* **Objective**
Search the records below for the word "name". Pull out each line that has it.

(Figure collection entries)

○ ○ ○ ○ ○ ○ ○

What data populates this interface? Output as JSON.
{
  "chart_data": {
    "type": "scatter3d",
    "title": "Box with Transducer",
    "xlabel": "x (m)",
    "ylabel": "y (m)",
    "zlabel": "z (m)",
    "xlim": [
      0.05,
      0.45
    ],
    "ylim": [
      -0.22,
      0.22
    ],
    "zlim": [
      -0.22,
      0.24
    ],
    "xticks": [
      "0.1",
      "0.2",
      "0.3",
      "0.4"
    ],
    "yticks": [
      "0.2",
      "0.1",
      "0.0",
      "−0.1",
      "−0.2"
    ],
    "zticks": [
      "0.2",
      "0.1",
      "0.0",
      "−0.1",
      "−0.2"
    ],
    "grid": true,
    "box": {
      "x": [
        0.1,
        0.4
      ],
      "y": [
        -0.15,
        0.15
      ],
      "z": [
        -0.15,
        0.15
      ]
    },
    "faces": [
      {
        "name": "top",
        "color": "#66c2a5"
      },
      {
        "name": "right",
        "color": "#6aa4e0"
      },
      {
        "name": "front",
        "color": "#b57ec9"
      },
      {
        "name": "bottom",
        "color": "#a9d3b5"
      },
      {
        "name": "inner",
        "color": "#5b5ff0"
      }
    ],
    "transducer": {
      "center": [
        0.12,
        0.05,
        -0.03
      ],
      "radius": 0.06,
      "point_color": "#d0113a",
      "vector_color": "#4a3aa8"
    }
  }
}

○ ○ ○ ○ ○ ○ ○

* **Written solution**
        "name": "top",
        "name": "right",
        "name": "front",
        "name": "bottom",
        "name": "inner",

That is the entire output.